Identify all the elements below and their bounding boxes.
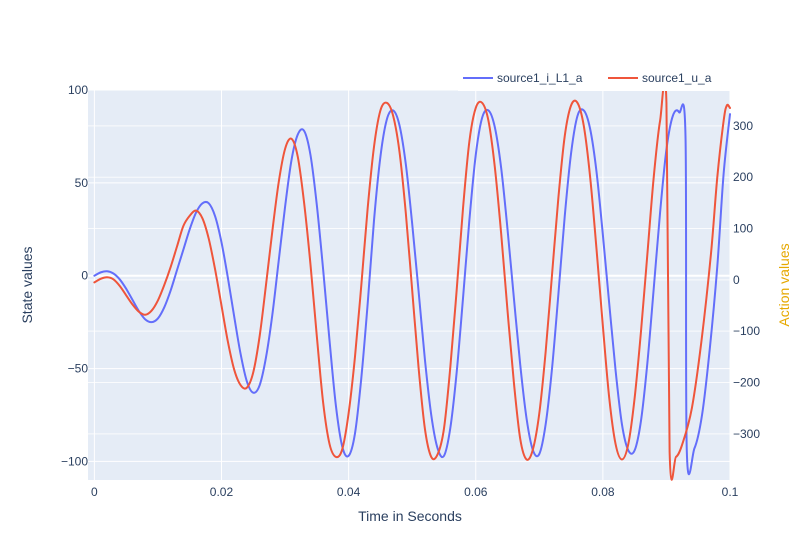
- x-tick-label: 0: [91, 485, 98, 499]
- plot-background: [88, 90, 730, 480]
- y-tick-label: −50: [68, 362, 89, 376]
- y2-tick-label: −100: [733, 324, 760, 338]
- y2-axis-title: Action values: [776, 243, 792, 326]
- x-tick-label: 0.1: [722, 485, 739, 499]
- series-line-source1_u_a: [93, 79, 731, 481]
- y2-tick-label: 100: [733, 222, 753, 236]
- x-axis-ticks: 0 0.02 0.04 0.06 0.08 0.1: [91, 485, 739, 499]
- y2-tick-label: 200: [733, 170, 753, 184]
- series-lines: [93, 79, 731, 481]
- y2-tick-label: −200: [733, 376, 760, 390]
- legend-label: source1_u_a: [642, 71, 712, 85]
- y-tick-label: 0: [81, 269, 88, 283]
- legend-background: [458, 65, 730, 91]
- y-axis-title: State values: [19, 246, 35, 323]
- legend[interactable]: source1_i_L1_a source1_u_a: [458, 65, 730, 91]
- y-tick-label: −100: [61, 454, 88, 468]
- y2-tick-label: 300: [733, 119, 753, 133]
- x-tick-label: 0.08: [591, 485, 615, 499]
- y2-tick-label: 0: [733, 273, 740, 287]
- x-tick-label: 0.02: [210, 485, 234, 499]
- y-axis-ticks: −100 −50 0 50 100: [61, 83, 88, 468]
- y2-tick-label: −300: [733, 427, 760, 441]
- y-tick-label: 50: [75, 176, 89, 190]
- legend-label: source1_i_L1_a: [497, 71, 583, 85]
- y2-axis-ticks: −300 −200 −100 0 100 200 300: [733, 119, 760, 441]
- x-axis-title: Time in Seconds: [358, 508, 462, 524]
- grid-lines: [88, 89, 731, 480]
- y-tick-label: 100: [68, 83, 88, 97]
- series-line-source1_i_L1_a: [93, 103, 731, 476]
- x-tick-label: 0.04: [337, 485, 361, 499]
- x-tick-label: 0.06: [464, 485, 488, 499]
- legend-item-source1_u_a[interactable]: source1_u_a: [608, 71, 712, 85]
- legend-item-source1_i_L1_a[interactable]: source1_i_L1_a: [463, 71, 583, 85]
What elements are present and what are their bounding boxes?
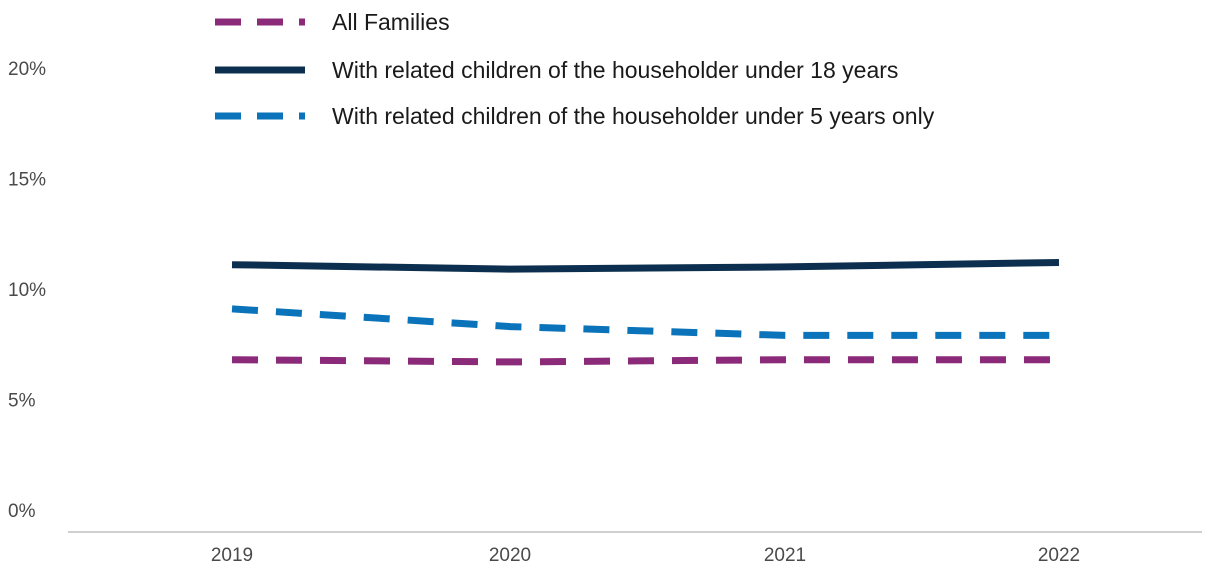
legend-item: With related children of the householder…	[215, 103, 935, 129]
series-layer	[231, 258, 1060, 366]
legend: All Families With related children of the…	[215, 9, 935, 129]
series-line-1	[231, 356, 1059, 366]
series-line-2	[231, 258, 1060, 273]
y-tick-label: 5%	[8, 391, 36, 412]
legend-label: With related children of the householder…	[332, 57, 898, 83]
x-axis: 2019 2020 2021 2022	[68, 531, 1202, 566]
series-line-3	[231, 305, 1059, 339]
x-tick-label: 2022	[1038, 545, 1080, 566]
legend-label: With related children of the householder…	[332, 103, 935, 129]
x-tick-label: 2019	[211, 545, 253, 566]
x-tick-label: 2020	[489, 545, 531, 566]
legend-item: With related children of the householder…	[215, 57, 898, 83]
x-tick-label: 2021	[764, 545, 806, 566]
y-tick-label: 20%	[8, 59, 46, 80]
legend-item: All Families	[215, 9, 450, 35]
y-tick-label: 10%	[8, 280, 46, 301]
y-axis: 0% 5% 10% 15% 20%	[8, 59, 46, 522]
y-tick-label: 0%	[8, 501, 36, 522]
y-tick-label: 15%	[8, 170, 46, 191]
legend-label: All Families	[332, 9, 450, 35]
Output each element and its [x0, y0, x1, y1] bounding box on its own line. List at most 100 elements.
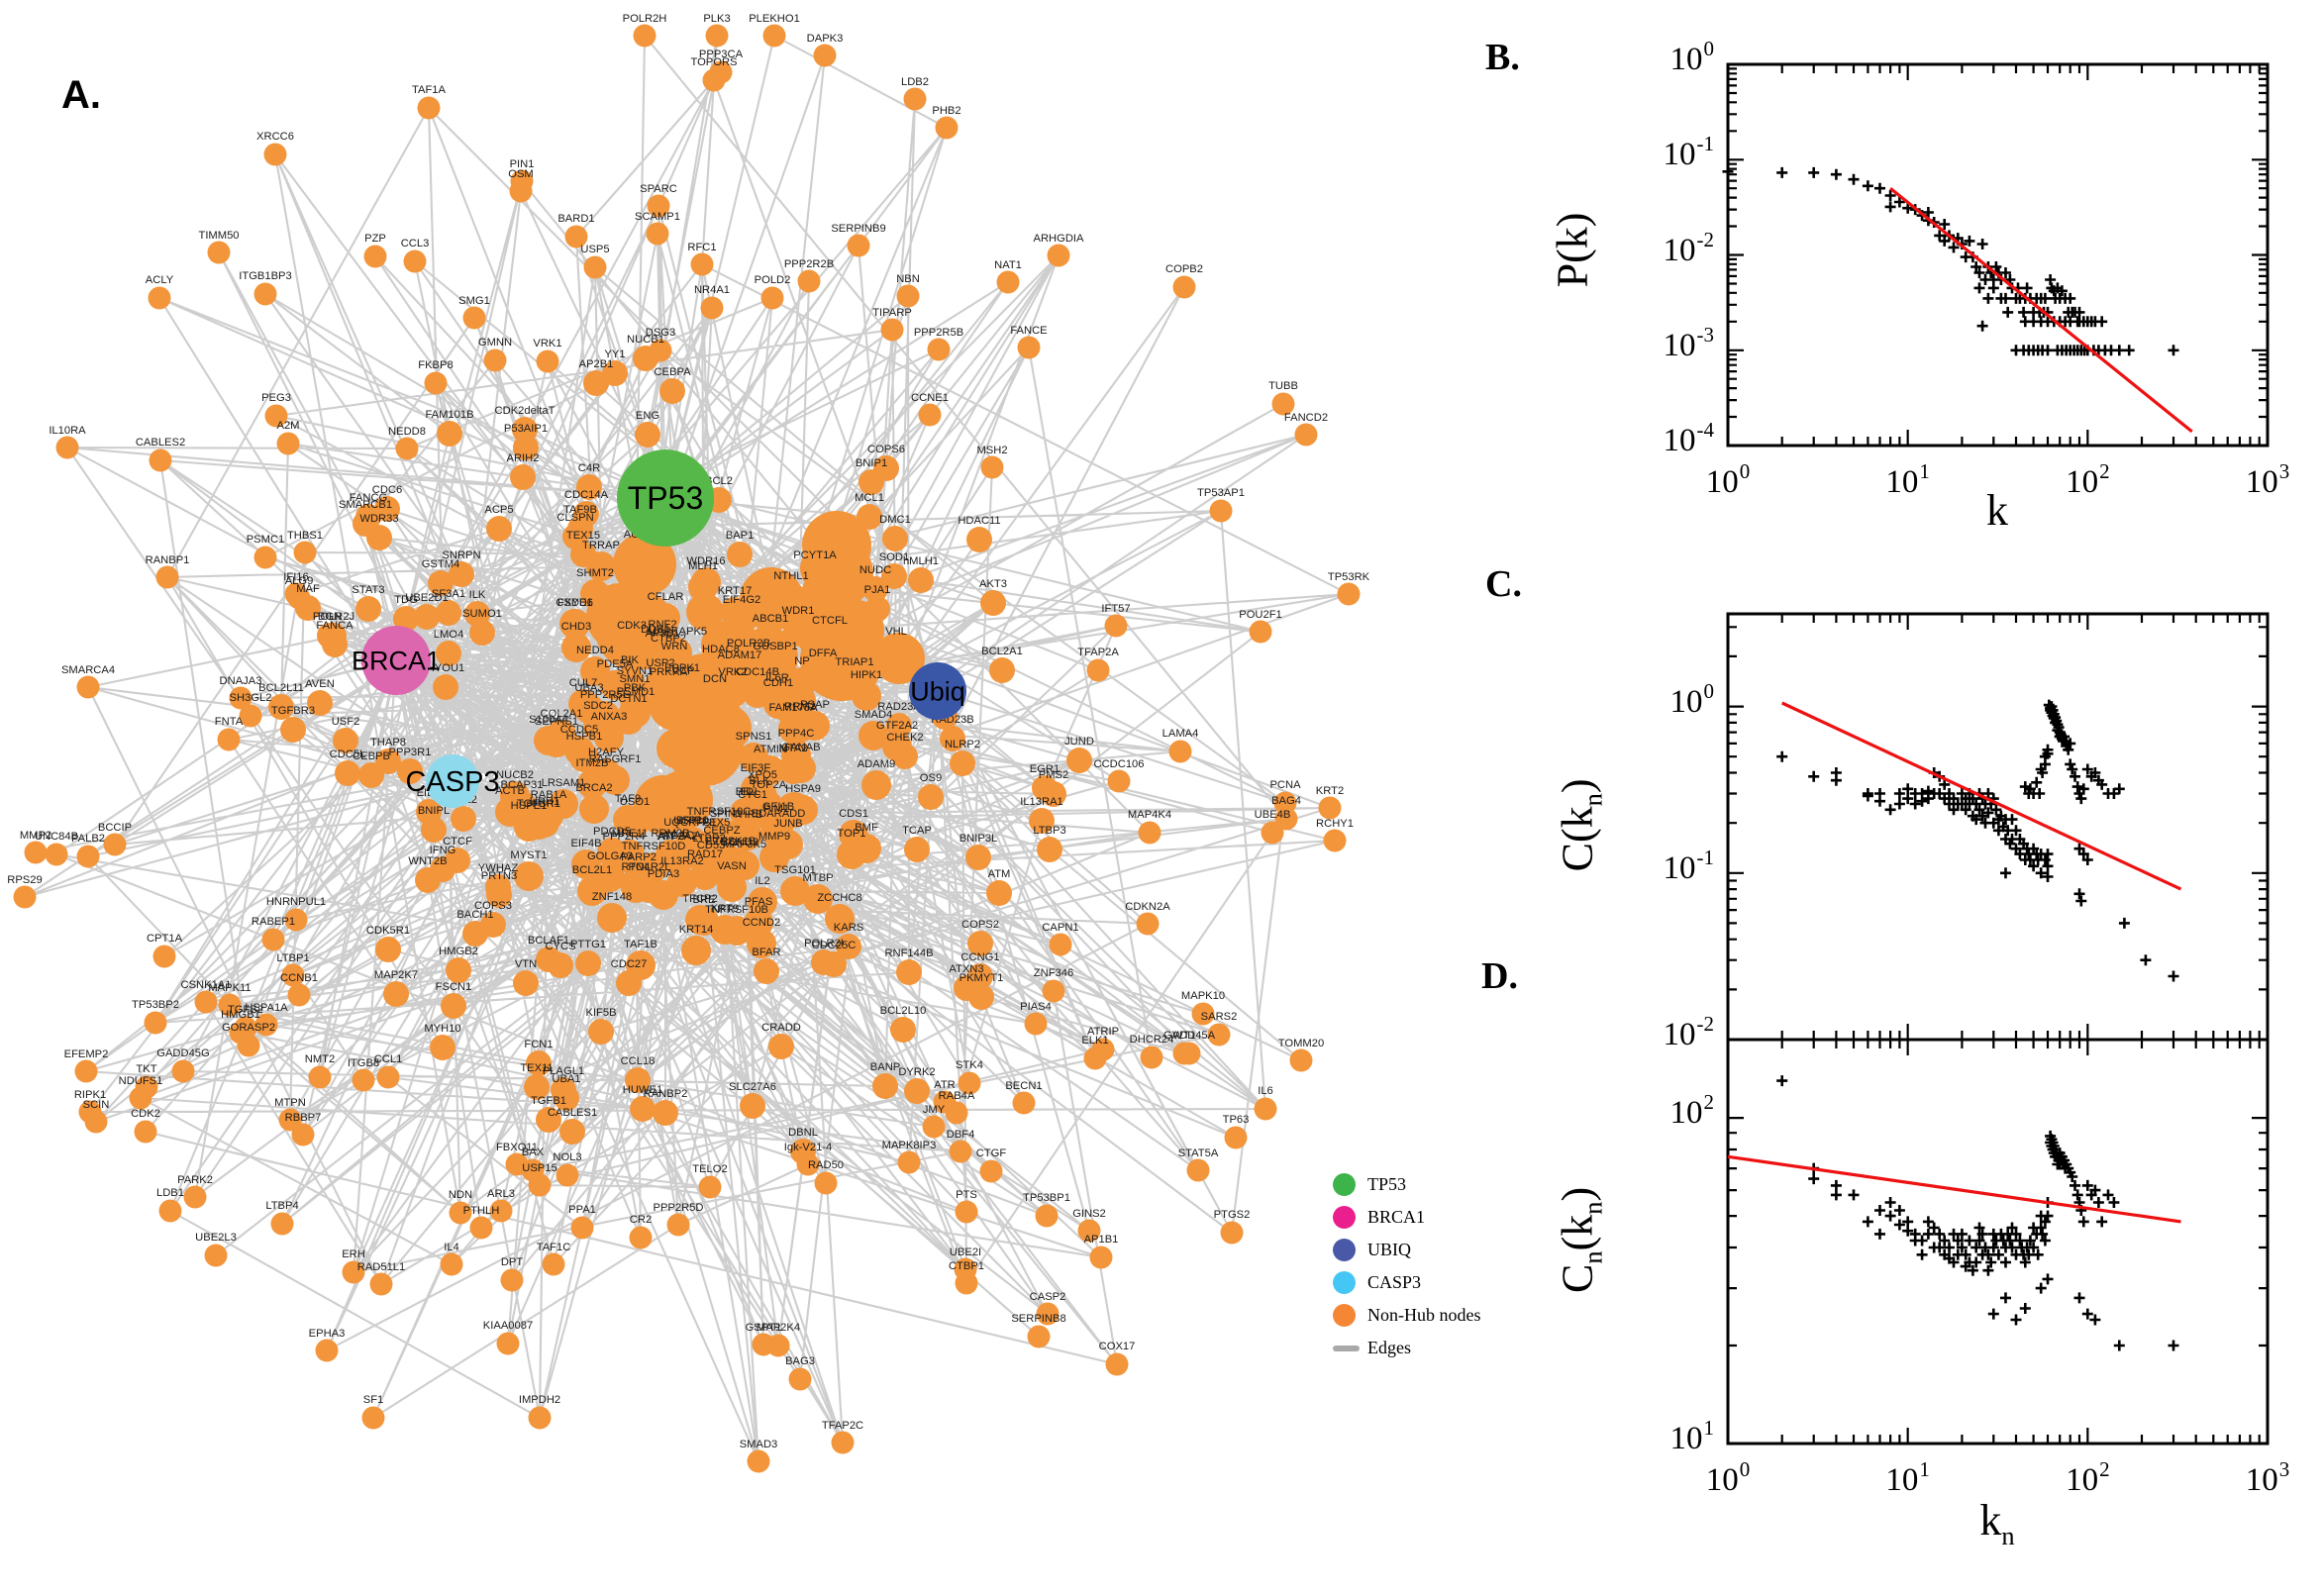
network-node: [280, 717, 306, 743]
network-node-label: CCND2: [743, 917, 781, 929]
network-node: [376, 1065, 400, 1089]
network-node: [1220, 1221, 1244, 1245]
network-node-label: CTCF: [443, 836, 472, 848]
network-node: [570, 1216, 594, 1240]
network-node-label: ACACA: [663, 830, 702, 842]
network-node-label: MMP9: [758, 831, 790, 843]
network-node-label: IL4: [444, 1242, 459, 1253]
network-node-label: NUDC: [859, 564, 891, 576]
network-node: [278, 1108, 302, 1132]
network-node: [509, 179, 533, 203]
panel-d-label: D.: [1481, 955, 1518, 997]
network-node: [430, 856, 455, 882]
network-node-label: TIPARP: [872, 307, 912, 319]
network-node-label: KRT9: [711, 903, 739, 915]
network-node-label: PEG3: [261, 392, 291, 404]
network-node-label: UBE2I: [950, 1247, 981, 1258]
legend-label: Edges: [1367, 1338, 1411, 1357]
network-node: [649, 880, 678, 910]
x-tick-label: 103: [2245, 459, 2290, 500]
network-node: [551, 1077, 576, 1103]
hub-node-tp53: [617, 449, 714, 547]
network-node-label: RANBP2: [644, 1088, 688, 1100]
network-node: [980, 590, 1006, 616]
network-node-label: TP63: [1223, 1114, 1250, 1126]
network-node-label: ARHGDIA: [1034, 233, 1085, 245]
network-node: [561, 633, 591, 662]
network-node-label: WT1: [1172, 1030, 1196, 1042]
network-node: [691, 567, 721, 597]
network-node: [786, 753, 816, 783]
network-node-label: JUND: [1064, 736, 1094, 748]
network-node-label: CABLES2: [136, 437, 185, 449]
network-node-label: IL6: [1258, 1085, 1273, 1097]
network-node: [1086, 658, 1110, 682]
network-node-label: CTGF: [976, 1147, 1007, 1159]
network-node-label: WNT2B: [408, 855, 447, 867]
network-node-label: POLR2H: [623, 13, 667, 25]
network-node: [486, 882, 512, 908]
network-node: [614, 705, 644, 735]
network-node-label: CDK2: [131, 1108, 160, 1120]
network-node-label: YY1: [604, 349, 625, 360]
network-node: [1077, 1219, 1101, 1243]
network-node-label: TFAP2A: [1077, 647, 1119, 658]
network-node-label: THRB: [733, 809, 762, 821]
x-tick-label: 101: [1885, 459, 1930, 500]
network-node: [148, 286, 171, 310]
network-node-label: DSG3: [646, 327, 675, 339]
network-node: [261, 928, 285, 951]
network-node-label: EIF4B: [570, 838, 601, 849]
hub-node-label: TP53: [628, 480, 703, 516]
network-node-label: MAP3K5: [723, 839, 766, 850]
x-tick-label: 102: [2066, 1457, 2110, 1498]
network-node: [709, 60, 733, 84]
network-node: [647, 194, 670, 218]
scatter-points-c: [1776, 699, 2179, 982]
hub-node-label: BRCA1: [352, 646, 441, 675]
network-node-label: COPS6: [867, 444, 905, 455]
network-node-label: UBE2D1: [405, 592, 449, 604]
network-node-label: PEX5: [702, 817, 731, 829]
network-node-label: VRK2: [718, 666, 747, 678]
network-node-label: IL13RA2: [660, 855, 704, 867]
network-node: [718, 678, 748, 708]
network-node-label: SUMO1: [462, 608, 502, 620]
network-node-label: XRCC6: [256, 131, 294, 143]
network-node-label: EPHA3: [309, 1328, 346, 1340]
network-node-label: H2AFY: [588, 747, 625, 758]
network-node-label: HSPA9: [785, 783, 821, 795]
network-node: [234, 1016, 257, 1040]
network-node-label: RFC1: [687, 242, 716, 253]
network-node: [375, 748, 401, 774]
network-node-label: PPP2R5E: [580, 689, 630, 701]
network-node: [653, 1100, 678, 1126]
network-node-label: PHB2: [932, 105, 960, 117]
network-node-label: PALB2: [71, 833, 105, 845]
network-node-label: PPA1: [568, 1204, 596, 1216]
network-node-label: CDH1: [763, 677, 793, 689]
network-node: [776, 582, 806, 612]
network-node-label: MMP2: [20, 830, 51, 842]
x-tick-label: 101: [1885, 1457, 1930, 1498]
network-node-label: GSPT1: [746, 1322, 782, 1334]
network-node-label: POLR2I: [804, 938, 844, 949]
network-node-label: SYVN1: [617, 665, 654, 677]
network-node: [1037, 837, 1062, 862]
network-node: [568, 689, 598, 719]
network-node: [352, 1068, 375, 1092]
network-node-label: KRT14: [679, 924, 714, 936]
network-node-label: DBNL: [788, 1127, 818, 1139]
legend-node-swatch: [1333, 1173, 1356, 1196]
network-node: [559, 1119, 585, 1145]
network-node-label: TP53BP2: [132, 999, 179, 1011]
network-node: [1066, 748, 1092, 773]
network-node-label: PPP2R5B: [914, 327, 963, 339]
network-node-label: OSM: [508, 168, 533, 180]
network-node-label: CEBPA: [654, 366, 691, 378]
network-node-label: TAF1C: [537, 1242, 571, 1253]
network-node: [263, 143, 287, 166]
network-node-label: SMN1: [619, 673, 650, 685]
network-node-label: BCL2L10: [880, 1005, 927, 1017]
network-node: [571, 849, 601, 879]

» **TASK TO COMPLETE**: Copy out the lines of the material from the one holding "network-node: [280, 717, 306, 743]" through the one holding "network-node: [561, 633, 591, 662]", both included, character for character.

» **ANSWER BELOW**:
network-node: [280, 717, 306, 743]
network-node-label: CCND2: [743, 917, 781, 929]
network-node: [376, 1065, 400, 1089]
network-node: [1220, 1221, 1244, 1245]
network-node-label: CTCF: [443, 836, 472, 848]
network-node: [570, 1216, 594, 1240]
network-node-label: ACACA: [663, 830, 702, 842]
network-node-label: MMP9: [758, 831, 790, 843]
network-node-label: IL4: [444, 1242, 459, 1253]
network-node-label: NUDC: [859, 564, 891, 576]
network-node: [278, 1108, 302, 1132]
network-node: [509, 179, 533, 203]
panel-d-label: D.: [1481, 955, 1518, 997]
network-node: [430, 856, 455, 882]
network-node-label: TIPARP: [872, 307, 912, 319]
network-node-label: KRT9: [711, 903, 739, 915]
network-node-label: PEG3: [261, 392, 291, 404]
network-node-label: UBE2I: [950, 1247, 981, 1258]
legend-label: Edges: [1367, 1338, 1411, 1357]
network-node: [649, 880, 678, 910]
x-tick-label: 103: [2245, 459, 2290, 500]
network-node: [551, 1077, 576, 1103]
hub-node-tp53: [617, 449, 714, 547]
network-node-label: RANBP2: [644, 1088, 688, 1100]
network-node: [980, 590, 1006, 616]
network-node-label: TP63: [1223, 1114, 1250, 1126]
network-node-label: ARHGDIA: [1034, 233, 1085, 245]
network-node: [561, 633, 591, 662]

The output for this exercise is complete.